▸ **INPUT MATERIAL**:
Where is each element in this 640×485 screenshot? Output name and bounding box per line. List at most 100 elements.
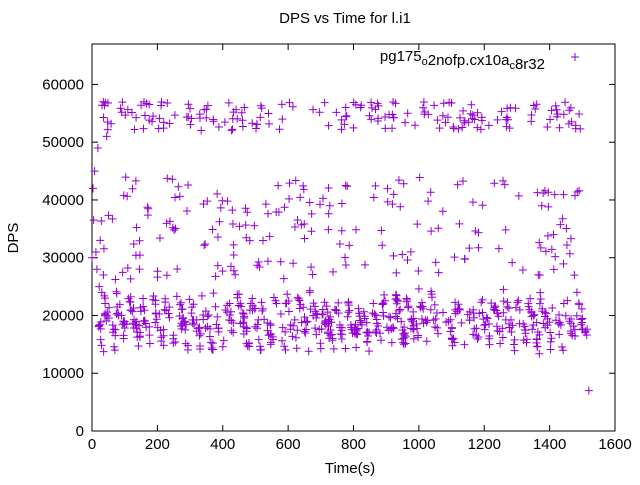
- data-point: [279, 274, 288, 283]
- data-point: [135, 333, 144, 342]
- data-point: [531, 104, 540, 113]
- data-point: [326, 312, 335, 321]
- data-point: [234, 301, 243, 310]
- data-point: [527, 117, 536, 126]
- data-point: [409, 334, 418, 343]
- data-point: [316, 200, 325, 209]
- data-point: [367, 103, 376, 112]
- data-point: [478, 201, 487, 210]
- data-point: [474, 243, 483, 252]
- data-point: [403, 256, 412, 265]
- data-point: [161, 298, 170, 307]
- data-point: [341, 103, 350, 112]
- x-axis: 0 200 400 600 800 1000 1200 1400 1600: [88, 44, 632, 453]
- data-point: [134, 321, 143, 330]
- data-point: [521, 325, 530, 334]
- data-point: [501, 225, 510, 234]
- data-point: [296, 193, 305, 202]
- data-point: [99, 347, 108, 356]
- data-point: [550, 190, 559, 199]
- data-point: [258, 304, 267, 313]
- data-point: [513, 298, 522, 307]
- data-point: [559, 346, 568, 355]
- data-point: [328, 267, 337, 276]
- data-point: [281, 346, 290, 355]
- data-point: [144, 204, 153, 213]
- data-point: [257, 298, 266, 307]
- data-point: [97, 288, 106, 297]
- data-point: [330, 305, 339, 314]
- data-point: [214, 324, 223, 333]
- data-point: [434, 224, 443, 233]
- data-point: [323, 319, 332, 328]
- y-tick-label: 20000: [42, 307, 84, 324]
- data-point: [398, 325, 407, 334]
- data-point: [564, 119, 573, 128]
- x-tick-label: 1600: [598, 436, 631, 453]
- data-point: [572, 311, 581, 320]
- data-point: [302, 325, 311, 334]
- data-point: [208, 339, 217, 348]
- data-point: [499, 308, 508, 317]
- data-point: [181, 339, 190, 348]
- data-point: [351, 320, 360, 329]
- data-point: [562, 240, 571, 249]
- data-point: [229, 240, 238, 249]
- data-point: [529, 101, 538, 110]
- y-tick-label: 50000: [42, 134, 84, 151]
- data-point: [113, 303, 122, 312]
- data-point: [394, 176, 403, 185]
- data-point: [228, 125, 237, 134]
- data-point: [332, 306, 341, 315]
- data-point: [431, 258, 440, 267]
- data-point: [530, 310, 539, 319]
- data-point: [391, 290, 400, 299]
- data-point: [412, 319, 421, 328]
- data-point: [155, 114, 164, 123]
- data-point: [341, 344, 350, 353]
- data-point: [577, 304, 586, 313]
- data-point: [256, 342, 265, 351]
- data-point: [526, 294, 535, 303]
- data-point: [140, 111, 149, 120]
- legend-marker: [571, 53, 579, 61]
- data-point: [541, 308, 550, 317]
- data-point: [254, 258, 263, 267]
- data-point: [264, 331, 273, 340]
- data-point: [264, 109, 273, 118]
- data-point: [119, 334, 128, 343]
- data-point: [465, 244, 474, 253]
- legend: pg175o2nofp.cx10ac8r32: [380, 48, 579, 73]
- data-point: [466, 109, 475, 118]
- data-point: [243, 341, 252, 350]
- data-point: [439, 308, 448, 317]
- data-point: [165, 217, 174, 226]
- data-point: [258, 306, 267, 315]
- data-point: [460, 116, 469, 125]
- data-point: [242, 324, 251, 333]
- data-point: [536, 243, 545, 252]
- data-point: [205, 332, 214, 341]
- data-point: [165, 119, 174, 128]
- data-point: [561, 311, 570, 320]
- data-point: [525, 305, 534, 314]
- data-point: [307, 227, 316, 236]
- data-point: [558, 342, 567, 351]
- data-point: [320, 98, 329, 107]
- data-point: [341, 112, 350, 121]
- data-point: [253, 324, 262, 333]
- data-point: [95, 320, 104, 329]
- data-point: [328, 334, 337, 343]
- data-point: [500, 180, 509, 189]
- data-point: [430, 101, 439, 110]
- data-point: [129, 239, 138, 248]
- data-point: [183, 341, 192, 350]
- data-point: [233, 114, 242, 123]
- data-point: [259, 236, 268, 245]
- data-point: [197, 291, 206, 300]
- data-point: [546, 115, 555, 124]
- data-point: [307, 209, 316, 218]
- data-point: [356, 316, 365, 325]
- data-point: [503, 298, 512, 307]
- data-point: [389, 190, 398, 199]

▸ **REQUIREMENTS**: Could you repeat the stretch of the material above from the line containing "- data-point: [279, 274, 288, 283]" through the line containing "- data-point: [478, 201, 487, 210]", including both of those lines, word for word?

▸ **THE COMPLETED TASK**:
- data-point: [279, 274, 288, 283]
- data-point: [135, 333, 144, 342]
- data-point: [531, 104, 540, 113]
- data-point: [326, 312, 335, 321]
- data-point: [234, 301, 243, 310]
- data-point: [527, 117, 536, 126]
- data-point: [409, 334, 418, 343]
- data-point: [316, 200, 325, 209]
- data-point: [367, 103, 376, 112]
- data-point: [478, 201, 487, 210]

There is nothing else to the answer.